**The exercise:** From the records below, pull each line that has "text".

**Working data:**
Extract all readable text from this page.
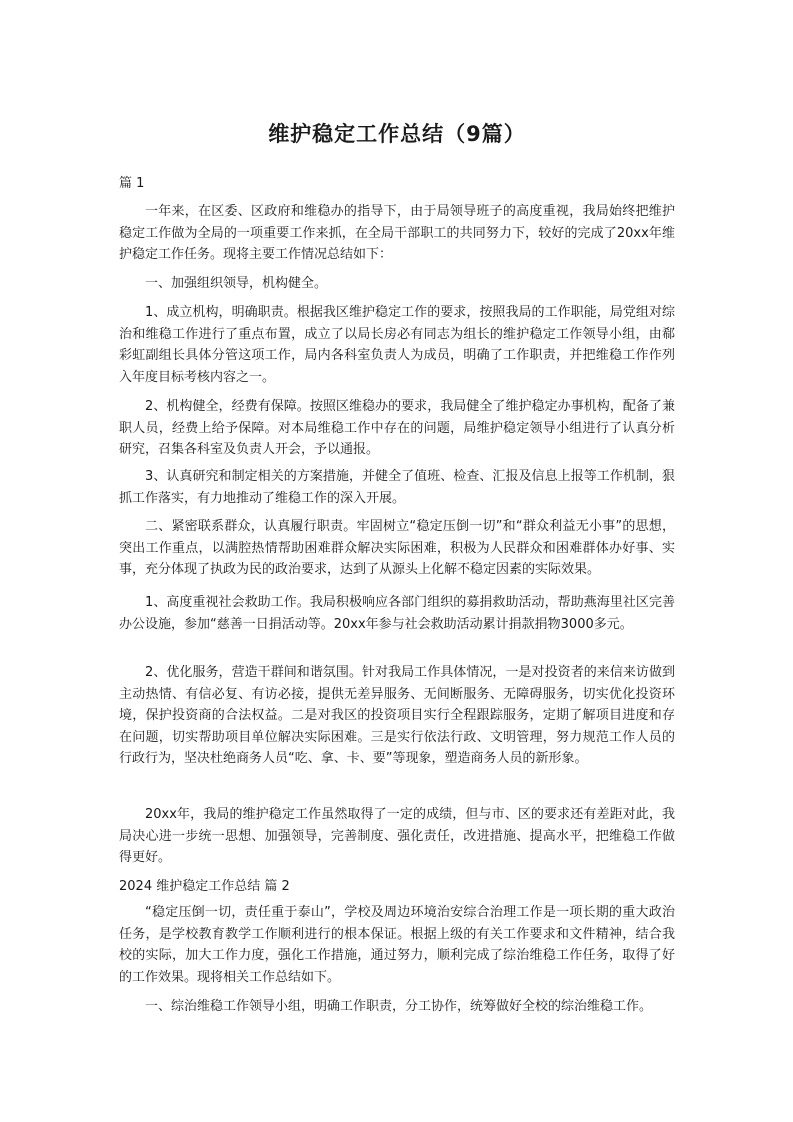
维护稳定工作总结（9篇）

篇 1

一年来，在区委、区政府和维稳办的指导下，由于局领导班子的高度重视，我局始终把维护稳定工作做为全局的一项重要工作来抓，在全局干部职工的共同努力下，较好的完成了20xx年维护稳定工作任务。现将主要工作情况总结如下：

一、加强组织领导，机构健全。

1、成立机构，明确职责。根据我区维护稳定工作的要求，按照我局的工作职能，局党组对综治和维稳工作进行了重点布置，成立了以局长房必有同志为组长的维护稳定工作领导小组，由郗彩虹副组长具体分管这项工作，局内各科室负责人为成员，明确了工作职责，并把维稳工作作列入年度目标考核内容之一。

2、机构健全，经费有保障。按照区维稳办的要求，我局健全了维护稳定办事机构，配备了兼职人员，经费上给予保障。对本局维稳工作中存在的问题，局维护稳定领导小组进行了认真分析研究，召集各科室及负责人开会，予以通报。

3、认真研究和制定相关的方案措施，并健全了值班、检查、汇报及信息上报等工作机制，狠抓工作落实，有力地推动了维稳工作的深入开展。

二、紧密联系群众，认真履行职责。牢固树立“稳定压倒一切”和“群众利益无小事”的思想，突出工作重点，以满腔热情帮助困难群众解决实际困难，积极为人民群众和困难群体办好事、实事，充分体现了执政为民的政治要求，达到了从源头上化解不稳定因素的实际效果。

1、高度重视社会救助工作。我局积极响应各部门组织的募捐救助活动，帮助燕海里社区完善办公设施，参加“慈善一日捐活动等。20xx年参与社会救助活动累计捐款捐物3000多元。

2、优化服务，营造干群间和谐氛围。针对我局工作具体情况，一是对投资者的来信来访做到主动热情、有信必复、有访必接，提供无差异服务、无间断服务、无障碍服务，切实优化投资环境，保护投资商的合法权益。二是对我区的投资项目实行全程跟踪服务，定期了解项目进度和存在问题，切实帮助项目单位解决实际困难。三是实行依法行政、文明管理，努力规范工作人员的行政行为，坚决杜绝商务人员“吃、拿、卡、要”等现象，塑造商务人员的新形象。

20xx年，我局的维护稳定工作虽然取得了一定的成绩，但与市、区的要求还有差距对此，我局决心进一步统一思想、加强领导，完善制度、强化责任，改进措施、提高水平，把维稳工作做得更好。

2024 维护稳定工作总结 篇 2

“稳定压倒一切，责任重于泰山”，学校及周边环境治安综合治理工作是一项长期的重大政治任务，是学校教育教学工作顺利进行的根本保证。根据上级的有关工作要求和文件精神，结合我校的实际，加大工作力度，强化工作措施，通过努力，顺利完成了综治维稳工作任务，取得了好的工作效果。现将相关工作总结如下。

一、综治维稳工作领导小组，明确工作职责，分工协作，统筹做好全校的综治维稳工作。
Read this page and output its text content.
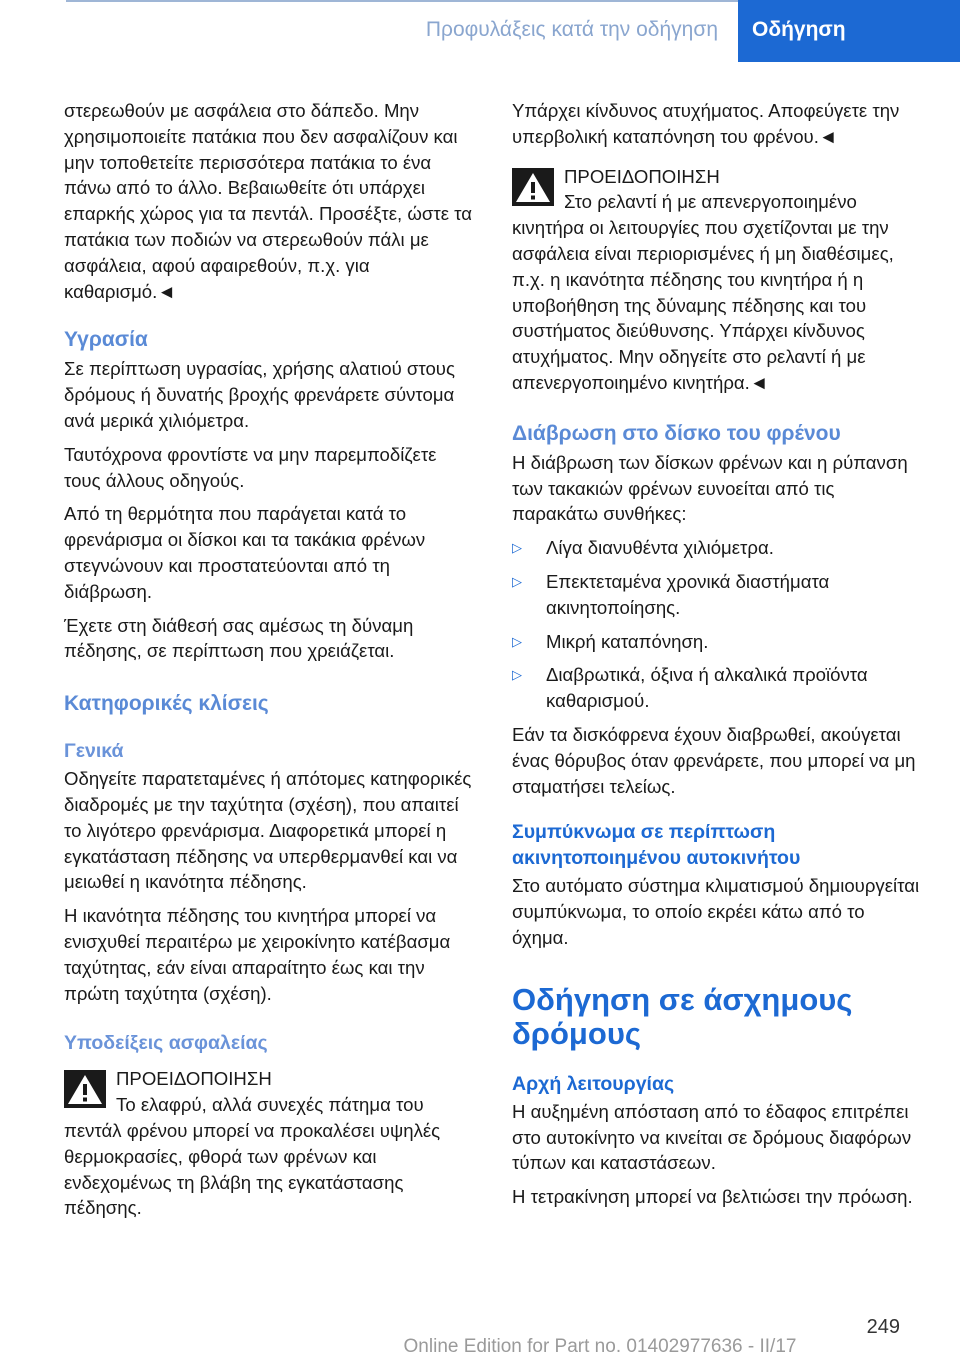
Προφυλάξεις κατά την οδήγηση	Οδήγηση

στερεωθούν με ασφάλεια στο δάπεδο. Μην χρησιμοποιείτε πατάκια που δεν ασφαλίζουν και μην τοποθετείτε περισσότερα πατάκια το ένα πάνω από το άλλο. Βεβαιωθείτε ότι υπάρχει επαρκής χώρος για τα πεντάλ. Προσέξτε, ώστε τα πατάκια των ποδιών να στερεωθούν πάλι με ασφάλεια, αφού αφαιρεθούν, π.χ. για καθαρισμό.◄

Υγρασία

Σε περίπτωση υγρασίας, χρήσης αλατιού στους δρόμους ή δυνατής βροχής φρενάρετε σύντομα ανά μερικά χιλιόμετρα.

Ταυτόχρονα φροντίστε να μην παρεμποδίζετε τους άλλους οδηγούς.

Από τη θερμότητα που παράγεται κατά το φρενάρισμα οι δίσκοι και τα τακάκια φρένων στεγνώνουν και προστατεύονται από τη διάβρωση.

Έχετε στη διάθεσή σας αμέσως τη δύναμη πέδησης, σε περίπτωση που χρειάζεται.

Κατηφορικές κλίσεις
Γενικά

Οδηγείτε παρατεταμένες ή απότομες κατηφορικές διαδρομές με την ταχύτητα (σχέση), που απαιτεί το λιγότερο φρενάρισμα. Διαφορετικά μπορεί η εγκατάσταση πέδησης να υπερθερμανθεί και να μειωθεί η ικανότητα πέδησης.

Η ικανότητα πέδησης του κινητήρα μπορεί να ενισχυθεί περαιτέρω με χειροκίνητο κατέβασμα ταχύτητας, εάν είναι απαραίτητο έως και την πρώτη ταχύτητα (σχέση).

Υποδείξεις ασφαλείας
ΠΡΟΕΙΔΟΠΟΙΗΣΗ
Το ελαφρύ, αλλά συνεχές πάτημα του
πεντάλ φρένου μπορεί να προκαλέσει υψηλές θερμοκρασίες, φθορά των φρένων και ενδεχομένως τη βλάβη της εγκατάστασης πέδησης.

Υπάρχει κίνδυνος ατυχήματος. Αποφεύγετε την υπερβολική καταπόνηση του φρένου.◄

ΠΡΟΕΙΔΟΠΟΙΗΣΗ
Στο ρελαντί ή με απενεργοποιημένο
κινητήρα οι λειτουργίες που σχετίζονται με την ασφάλεια είναι περιορισμένες ή μη διαθέσιμες, π.χ. η ικανότητα πέδησης του κινητήρα ή η υποβοήθηση της δύναμης πέδησης και του συστήματος διεύθυνσης. Υπάρχει κίνδυνος ατυχήματος. Μην οδηγείτε στο ρελαντί ή με απενεργοποιημένο κινητήρα.◄
Διάβρωση στο δίσκο του φρένου

Η διάβρωση των δίσκων φρένων και η ρύπανση των τακακιών φρένων ευνοείται από τις παρακάτω συνθήκες:

▷ Λίγα διανυθέντα χιλιόμετρα.
▷ Επεκτεταμένα χρονικά διαστήματα ακινητοποίησης.
▷ Μικρή καταπόνηση.
▷ Διαβρωτικά, όξινα ή αλκαλικά προϊόντα καθαρισμού.

Εάν τα δισκόφρενα έχουν διαβρωθεί, ακούγεται ένας θόρυβος όταν φρενάρετε, που μπορεί να μη σταματήσει τελείως.

Συμπύκνωμα σε περίπτωση ακινητοποιημένου αυτοκινήτου

Στο αυτόματο σύστημα κλιματισμού δημιουργείται συμπύκνωμα, το οποίο εκρέει κάτω από το όχημα.

Οδήγηση σε άσχημους δρόμους
Αρχή λειτουργίας

Η αυξημένη απόσταση από το έδαφος επιτρέπει στο αυτοκίνητο να κινείται σε δρόμους διαφόρων τύπων και καταστάσεων.

Η τετρακίνηση μπορεί να βελτιώσει την πρόωση.

249
Online Edition for Part no. 01402977636 - II/17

**Result for this exercise:**
Extract all readable text from this page.
Read this page and output its text content.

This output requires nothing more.